Many heavy metal, death metal and grindcore bands and horrorcore rappers discuss cannibalism in their songs or depict it in the cover art of their albums, because of the act's taboo nature. A number of bands and works were inspired by the Meiwes case, such as:
A number of significant works were based on the activities of Ed Gein, who served as inspiration for the characters:
A notable cannibalistic serial killer from fiction is Hannibal Lecter, a character created by author Thomas Harris. Lecter appears in the novels: Red Dragon (1981), The Silence of the Lambs (1988), Hannibal (1999) and Hannibal Rising (2006). Lecter was a background character in Red Dragon, and his cannibalism was not a plot point. Public fascination with the character led Harris to feature him in the sequel The Silence of the Lambs, where his cannibalism became a central feature of his character. The film based on the novel won several major Academy Awards, which rarely are awarded to horror films.
Two of the main protagonists of Poppy Z. Brite's horror novel Exquisite Corpse (1996) are gay serial killers. One of them, inspired by real-life Jeffrey Dahmer, has a taste for human flesh which he ultimately passes on to the other.

++++

> WORK TO BE COMPLETED: Copy the text on cannibalism in music and fiction word for word, between "Two of the main" and "to the other.", inclusive.

++++

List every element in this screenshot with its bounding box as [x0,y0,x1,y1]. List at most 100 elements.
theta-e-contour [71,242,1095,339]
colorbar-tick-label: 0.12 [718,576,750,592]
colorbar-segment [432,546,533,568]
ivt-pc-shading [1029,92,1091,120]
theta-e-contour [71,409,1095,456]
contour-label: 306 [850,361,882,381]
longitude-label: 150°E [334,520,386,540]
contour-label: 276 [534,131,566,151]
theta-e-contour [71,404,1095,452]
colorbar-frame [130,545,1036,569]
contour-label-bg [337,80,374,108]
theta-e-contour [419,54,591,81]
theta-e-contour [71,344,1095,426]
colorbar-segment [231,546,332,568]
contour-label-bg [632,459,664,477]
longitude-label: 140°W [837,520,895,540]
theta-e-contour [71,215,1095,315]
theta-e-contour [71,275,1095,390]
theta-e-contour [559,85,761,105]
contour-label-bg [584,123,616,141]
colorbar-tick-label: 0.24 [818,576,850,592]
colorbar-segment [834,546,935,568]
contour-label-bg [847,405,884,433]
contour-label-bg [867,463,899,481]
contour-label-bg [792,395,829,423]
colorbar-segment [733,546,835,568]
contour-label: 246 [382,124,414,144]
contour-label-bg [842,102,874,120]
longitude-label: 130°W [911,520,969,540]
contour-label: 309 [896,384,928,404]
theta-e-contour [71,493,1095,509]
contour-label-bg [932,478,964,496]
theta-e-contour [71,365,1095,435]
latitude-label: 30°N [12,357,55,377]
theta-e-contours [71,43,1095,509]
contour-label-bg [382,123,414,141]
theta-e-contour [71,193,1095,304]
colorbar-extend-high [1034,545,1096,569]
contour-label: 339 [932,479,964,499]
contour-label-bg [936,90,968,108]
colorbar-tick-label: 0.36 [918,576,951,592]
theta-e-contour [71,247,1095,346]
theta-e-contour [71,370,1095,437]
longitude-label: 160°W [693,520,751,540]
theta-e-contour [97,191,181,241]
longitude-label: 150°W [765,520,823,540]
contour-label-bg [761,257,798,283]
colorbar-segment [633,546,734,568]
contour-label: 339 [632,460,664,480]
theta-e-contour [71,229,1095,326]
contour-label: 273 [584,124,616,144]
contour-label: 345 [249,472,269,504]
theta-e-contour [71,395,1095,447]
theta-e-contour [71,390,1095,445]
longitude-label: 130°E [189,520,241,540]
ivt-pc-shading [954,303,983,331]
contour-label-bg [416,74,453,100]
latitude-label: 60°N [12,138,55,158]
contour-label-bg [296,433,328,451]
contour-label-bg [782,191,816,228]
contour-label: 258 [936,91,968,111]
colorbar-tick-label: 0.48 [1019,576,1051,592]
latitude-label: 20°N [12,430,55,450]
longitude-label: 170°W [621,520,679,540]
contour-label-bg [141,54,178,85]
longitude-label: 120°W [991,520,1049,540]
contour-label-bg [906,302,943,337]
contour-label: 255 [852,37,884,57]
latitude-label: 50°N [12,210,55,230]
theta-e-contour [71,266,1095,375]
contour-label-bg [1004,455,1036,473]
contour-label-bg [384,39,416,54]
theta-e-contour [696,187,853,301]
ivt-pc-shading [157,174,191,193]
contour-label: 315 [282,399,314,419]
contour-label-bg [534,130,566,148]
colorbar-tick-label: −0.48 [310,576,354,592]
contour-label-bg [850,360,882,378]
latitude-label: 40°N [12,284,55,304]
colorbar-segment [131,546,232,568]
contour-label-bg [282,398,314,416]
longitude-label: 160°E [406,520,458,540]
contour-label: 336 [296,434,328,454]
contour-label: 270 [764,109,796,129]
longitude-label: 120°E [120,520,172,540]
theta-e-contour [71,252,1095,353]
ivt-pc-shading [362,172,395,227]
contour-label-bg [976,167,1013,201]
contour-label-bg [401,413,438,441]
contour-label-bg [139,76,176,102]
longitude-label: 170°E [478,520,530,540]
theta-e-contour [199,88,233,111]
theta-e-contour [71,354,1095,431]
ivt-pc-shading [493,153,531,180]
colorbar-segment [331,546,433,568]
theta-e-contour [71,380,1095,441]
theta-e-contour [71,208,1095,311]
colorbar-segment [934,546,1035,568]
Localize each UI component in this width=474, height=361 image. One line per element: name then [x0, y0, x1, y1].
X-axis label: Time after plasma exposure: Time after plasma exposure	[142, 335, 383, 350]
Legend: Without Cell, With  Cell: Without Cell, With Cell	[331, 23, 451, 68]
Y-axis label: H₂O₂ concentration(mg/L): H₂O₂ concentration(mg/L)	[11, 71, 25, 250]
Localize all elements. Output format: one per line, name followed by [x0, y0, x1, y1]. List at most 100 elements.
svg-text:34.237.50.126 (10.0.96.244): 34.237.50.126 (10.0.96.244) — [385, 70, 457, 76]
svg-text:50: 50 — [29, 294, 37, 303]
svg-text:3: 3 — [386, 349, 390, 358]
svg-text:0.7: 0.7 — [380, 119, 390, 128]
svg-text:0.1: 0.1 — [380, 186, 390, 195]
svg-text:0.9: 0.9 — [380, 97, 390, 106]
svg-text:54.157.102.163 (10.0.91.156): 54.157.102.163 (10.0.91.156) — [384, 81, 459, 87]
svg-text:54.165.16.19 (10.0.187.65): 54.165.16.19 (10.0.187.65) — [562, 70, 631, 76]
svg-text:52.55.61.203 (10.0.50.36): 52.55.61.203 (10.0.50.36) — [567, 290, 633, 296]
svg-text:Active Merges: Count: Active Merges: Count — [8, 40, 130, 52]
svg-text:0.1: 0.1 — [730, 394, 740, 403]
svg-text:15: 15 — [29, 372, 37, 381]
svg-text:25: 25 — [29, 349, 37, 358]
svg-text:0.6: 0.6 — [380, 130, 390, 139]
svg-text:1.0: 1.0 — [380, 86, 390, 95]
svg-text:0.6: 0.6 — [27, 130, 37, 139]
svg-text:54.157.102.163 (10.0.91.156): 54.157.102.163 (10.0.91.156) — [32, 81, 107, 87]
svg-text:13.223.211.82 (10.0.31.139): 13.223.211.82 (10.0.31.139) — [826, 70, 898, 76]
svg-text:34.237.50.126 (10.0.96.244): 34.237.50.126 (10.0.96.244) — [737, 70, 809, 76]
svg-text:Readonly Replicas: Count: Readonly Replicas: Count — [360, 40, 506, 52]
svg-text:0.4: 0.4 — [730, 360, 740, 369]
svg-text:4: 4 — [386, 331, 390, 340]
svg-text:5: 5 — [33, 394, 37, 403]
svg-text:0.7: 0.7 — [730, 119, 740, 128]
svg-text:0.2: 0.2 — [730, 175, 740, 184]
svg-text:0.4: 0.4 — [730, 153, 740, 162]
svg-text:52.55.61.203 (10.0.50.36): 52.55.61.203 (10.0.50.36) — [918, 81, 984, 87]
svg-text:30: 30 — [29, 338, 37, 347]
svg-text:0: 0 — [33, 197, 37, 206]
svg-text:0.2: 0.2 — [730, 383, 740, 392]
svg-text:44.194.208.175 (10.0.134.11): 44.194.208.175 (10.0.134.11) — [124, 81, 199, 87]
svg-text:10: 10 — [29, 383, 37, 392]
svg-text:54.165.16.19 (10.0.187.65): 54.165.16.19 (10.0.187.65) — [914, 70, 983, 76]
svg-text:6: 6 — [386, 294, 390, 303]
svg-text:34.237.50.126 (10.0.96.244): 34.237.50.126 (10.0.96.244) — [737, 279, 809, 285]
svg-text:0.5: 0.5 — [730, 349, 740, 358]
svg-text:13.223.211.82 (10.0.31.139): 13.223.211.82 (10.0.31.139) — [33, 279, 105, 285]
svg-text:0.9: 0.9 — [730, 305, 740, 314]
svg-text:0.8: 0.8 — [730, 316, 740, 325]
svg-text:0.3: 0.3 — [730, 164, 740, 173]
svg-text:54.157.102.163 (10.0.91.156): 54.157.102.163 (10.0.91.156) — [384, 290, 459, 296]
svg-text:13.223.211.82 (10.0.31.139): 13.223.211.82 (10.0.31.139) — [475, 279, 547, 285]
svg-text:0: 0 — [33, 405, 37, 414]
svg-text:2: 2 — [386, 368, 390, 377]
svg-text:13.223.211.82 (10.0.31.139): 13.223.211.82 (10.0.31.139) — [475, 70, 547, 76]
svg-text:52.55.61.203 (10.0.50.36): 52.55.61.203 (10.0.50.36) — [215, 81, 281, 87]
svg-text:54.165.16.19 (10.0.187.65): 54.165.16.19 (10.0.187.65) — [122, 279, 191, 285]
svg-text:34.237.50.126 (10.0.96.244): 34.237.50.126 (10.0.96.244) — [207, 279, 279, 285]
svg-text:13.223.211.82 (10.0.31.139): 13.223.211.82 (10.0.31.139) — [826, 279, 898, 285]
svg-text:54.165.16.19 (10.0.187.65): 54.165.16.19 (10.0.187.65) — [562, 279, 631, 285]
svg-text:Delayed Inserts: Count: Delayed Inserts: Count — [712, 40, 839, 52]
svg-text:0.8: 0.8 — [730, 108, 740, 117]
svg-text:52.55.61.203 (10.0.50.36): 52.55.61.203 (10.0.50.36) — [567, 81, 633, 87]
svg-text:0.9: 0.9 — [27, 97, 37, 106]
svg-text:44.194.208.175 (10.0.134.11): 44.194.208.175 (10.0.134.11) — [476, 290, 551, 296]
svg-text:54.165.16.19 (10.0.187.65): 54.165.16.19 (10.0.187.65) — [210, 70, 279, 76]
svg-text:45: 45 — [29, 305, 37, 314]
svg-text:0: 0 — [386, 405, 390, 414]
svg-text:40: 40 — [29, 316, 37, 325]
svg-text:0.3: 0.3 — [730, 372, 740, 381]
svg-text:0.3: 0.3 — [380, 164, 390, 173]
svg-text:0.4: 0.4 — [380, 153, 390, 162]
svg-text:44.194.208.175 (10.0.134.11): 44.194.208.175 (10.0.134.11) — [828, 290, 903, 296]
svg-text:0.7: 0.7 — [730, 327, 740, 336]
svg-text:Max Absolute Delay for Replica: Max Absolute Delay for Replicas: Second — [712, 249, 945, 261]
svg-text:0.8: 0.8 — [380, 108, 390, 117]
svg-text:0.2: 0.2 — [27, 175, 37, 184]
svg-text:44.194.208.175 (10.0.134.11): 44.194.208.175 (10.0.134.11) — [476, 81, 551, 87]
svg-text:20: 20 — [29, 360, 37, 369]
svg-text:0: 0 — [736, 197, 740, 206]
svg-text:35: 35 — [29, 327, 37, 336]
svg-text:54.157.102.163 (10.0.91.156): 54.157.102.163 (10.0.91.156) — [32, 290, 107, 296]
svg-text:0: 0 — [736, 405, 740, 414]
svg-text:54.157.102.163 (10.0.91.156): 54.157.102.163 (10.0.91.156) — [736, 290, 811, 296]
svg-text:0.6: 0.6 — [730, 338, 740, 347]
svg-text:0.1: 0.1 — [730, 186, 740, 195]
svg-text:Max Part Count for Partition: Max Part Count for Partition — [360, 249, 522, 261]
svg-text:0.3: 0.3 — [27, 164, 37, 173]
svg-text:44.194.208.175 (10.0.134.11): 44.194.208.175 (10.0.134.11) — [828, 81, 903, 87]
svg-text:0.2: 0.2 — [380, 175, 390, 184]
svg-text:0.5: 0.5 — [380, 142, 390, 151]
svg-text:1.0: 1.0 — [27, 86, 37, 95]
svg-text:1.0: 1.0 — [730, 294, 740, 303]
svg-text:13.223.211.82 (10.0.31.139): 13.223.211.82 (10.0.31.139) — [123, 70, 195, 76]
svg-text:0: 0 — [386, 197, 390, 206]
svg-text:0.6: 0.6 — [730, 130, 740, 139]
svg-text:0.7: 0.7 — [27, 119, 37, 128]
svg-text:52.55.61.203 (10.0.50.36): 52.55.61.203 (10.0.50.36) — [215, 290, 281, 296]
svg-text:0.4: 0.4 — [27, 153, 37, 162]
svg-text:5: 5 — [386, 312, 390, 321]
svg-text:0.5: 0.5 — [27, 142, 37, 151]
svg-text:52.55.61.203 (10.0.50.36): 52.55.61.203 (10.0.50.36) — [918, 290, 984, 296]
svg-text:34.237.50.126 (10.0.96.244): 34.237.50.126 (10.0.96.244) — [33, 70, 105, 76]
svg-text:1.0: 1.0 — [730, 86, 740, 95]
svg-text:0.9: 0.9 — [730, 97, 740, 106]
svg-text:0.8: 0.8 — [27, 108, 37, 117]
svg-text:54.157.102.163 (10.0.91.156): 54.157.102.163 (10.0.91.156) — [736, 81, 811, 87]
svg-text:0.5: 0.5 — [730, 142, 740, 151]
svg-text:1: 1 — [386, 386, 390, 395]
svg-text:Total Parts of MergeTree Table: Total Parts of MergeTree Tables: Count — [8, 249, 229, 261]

++++

> SOLUTION FOR THIS PROBLEM:
Two of the main protagonists of Poppy Z. Brite's horror novel Exquisite Corpse (1996) are gay serial killers. One of them, inspired by real-life Jeffrey Dahmer, has a taste for human flesh which he ultimately passes on to the other.